§ What needs to be done
Copy every line in the records below that contains the word "other".

# start of Listed records

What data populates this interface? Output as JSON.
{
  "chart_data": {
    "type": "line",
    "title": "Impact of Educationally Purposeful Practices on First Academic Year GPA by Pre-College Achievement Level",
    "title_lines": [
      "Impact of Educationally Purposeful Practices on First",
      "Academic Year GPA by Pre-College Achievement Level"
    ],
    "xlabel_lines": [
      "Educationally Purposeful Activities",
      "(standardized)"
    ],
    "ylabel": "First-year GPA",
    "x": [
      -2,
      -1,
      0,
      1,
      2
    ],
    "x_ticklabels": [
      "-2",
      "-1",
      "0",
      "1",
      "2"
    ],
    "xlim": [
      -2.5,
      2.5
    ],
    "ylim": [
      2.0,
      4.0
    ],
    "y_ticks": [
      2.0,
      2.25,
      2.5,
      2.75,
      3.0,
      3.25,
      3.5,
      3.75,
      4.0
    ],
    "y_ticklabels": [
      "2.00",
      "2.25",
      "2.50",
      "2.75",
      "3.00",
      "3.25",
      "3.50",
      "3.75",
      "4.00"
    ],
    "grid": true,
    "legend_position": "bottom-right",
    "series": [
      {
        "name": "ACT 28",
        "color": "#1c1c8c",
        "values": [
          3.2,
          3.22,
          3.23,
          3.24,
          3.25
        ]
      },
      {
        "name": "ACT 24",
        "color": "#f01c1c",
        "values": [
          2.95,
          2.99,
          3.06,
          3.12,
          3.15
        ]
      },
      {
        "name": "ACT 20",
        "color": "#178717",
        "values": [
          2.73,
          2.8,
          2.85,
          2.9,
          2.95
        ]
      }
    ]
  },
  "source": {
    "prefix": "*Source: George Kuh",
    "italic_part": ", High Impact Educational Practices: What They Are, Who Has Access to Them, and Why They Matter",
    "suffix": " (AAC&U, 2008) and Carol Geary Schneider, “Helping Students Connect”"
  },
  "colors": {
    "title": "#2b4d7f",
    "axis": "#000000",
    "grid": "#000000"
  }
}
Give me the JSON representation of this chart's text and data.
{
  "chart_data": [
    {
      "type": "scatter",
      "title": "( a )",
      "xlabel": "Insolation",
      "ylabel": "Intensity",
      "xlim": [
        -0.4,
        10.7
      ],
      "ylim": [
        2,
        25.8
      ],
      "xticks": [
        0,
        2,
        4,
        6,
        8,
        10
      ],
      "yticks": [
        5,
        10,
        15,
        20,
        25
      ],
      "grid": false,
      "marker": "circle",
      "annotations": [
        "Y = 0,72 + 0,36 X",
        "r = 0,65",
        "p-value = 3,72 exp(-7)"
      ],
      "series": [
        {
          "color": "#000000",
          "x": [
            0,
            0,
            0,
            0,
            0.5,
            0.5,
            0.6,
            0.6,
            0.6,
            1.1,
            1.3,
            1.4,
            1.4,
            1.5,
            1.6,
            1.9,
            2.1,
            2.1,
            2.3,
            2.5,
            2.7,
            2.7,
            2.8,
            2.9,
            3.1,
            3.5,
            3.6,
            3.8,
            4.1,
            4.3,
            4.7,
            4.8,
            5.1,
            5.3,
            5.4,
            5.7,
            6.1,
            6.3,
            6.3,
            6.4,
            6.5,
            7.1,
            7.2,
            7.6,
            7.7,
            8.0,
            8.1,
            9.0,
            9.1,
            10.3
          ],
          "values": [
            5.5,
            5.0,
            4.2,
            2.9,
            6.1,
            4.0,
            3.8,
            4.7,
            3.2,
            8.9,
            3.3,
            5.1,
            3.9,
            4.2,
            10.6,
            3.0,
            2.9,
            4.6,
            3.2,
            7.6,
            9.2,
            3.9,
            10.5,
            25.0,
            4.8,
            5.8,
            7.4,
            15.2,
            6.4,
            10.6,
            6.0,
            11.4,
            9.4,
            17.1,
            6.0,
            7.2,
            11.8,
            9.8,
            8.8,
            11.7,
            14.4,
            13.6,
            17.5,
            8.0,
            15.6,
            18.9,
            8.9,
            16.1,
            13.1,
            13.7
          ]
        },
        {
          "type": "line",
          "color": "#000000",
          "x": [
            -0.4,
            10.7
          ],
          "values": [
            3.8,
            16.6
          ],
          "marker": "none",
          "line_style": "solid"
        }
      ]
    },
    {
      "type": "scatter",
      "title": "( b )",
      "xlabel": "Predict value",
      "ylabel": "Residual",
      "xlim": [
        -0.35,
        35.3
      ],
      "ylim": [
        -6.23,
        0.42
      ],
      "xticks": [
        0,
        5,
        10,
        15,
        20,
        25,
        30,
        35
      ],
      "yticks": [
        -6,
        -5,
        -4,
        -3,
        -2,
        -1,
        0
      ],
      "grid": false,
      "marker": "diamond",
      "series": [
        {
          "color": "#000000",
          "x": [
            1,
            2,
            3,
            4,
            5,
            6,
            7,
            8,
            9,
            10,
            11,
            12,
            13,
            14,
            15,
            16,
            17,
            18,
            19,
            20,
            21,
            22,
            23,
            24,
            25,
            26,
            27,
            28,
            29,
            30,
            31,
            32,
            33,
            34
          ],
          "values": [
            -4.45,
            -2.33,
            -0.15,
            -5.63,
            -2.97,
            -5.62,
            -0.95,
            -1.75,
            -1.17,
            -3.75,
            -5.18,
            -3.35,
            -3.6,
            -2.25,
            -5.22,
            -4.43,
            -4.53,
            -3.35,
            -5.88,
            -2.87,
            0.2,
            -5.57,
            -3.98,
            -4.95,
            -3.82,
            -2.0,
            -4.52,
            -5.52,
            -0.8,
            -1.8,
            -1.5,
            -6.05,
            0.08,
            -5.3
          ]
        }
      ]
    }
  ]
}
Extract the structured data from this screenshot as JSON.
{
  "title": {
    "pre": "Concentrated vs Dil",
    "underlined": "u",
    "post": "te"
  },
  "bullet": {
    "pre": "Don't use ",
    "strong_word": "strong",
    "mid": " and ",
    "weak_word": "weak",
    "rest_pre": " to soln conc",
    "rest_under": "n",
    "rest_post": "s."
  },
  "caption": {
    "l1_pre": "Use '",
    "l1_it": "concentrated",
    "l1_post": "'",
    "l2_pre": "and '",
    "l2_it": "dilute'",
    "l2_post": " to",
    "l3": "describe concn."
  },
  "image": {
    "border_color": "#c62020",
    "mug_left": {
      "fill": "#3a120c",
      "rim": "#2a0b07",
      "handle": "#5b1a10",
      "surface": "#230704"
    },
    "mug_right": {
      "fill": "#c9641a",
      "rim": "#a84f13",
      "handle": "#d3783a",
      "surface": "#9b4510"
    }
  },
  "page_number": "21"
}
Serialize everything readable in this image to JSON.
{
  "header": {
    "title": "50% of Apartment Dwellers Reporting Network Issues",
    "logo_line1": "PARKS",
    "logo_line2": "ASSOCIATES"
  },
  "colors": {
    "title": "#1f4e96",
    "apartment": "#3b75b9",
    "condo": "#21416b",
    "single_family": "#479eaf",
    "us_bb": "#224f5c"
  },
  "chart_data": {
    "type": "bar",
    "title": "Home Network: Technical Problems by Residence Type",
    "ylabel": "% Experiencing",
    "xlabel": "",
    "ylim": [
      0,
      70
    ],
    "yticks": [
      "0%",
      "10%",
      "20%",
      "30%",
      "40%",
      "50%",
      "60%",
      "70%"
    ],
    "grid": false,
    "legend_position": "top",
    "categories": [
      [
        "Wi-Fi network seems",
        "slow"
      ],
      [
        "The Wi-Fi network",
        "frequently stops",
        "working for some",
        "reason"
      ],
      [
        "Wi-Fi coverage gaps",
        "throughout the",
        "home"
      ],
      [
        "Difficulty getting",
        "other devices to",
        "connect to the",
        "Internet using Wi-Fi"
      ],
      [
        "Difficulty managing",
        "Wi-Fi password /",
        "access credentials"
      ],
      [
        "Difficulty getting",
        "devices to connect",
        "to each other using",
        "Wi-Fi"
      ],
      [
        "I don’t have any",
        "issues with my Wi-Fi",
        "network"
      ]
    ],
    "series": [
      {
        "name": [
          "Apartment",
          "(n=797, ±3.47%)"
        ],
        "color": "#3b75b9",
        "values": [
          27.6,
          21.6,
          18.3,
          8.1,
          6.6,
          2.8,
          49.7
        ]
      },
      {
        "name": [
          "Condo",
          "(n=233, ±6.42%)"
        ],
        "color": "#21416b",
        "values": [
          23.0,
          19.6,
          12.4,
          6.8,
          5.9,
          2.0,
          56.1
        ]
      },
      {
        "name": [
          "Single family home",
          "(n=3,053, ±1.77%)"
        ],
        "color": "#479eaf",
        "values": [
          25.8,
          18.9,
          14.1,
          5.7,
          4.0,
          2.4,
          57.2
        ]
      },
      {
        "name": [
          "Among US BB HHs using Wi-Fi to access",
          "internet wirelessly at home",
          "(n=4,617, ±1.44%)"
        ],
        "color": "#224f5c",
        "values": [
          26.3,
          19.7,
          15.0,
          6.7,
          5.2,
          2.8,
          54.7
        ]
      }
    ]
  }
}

# end of Listed records

§ Response to the task
        "other devices to",
        "to each other using",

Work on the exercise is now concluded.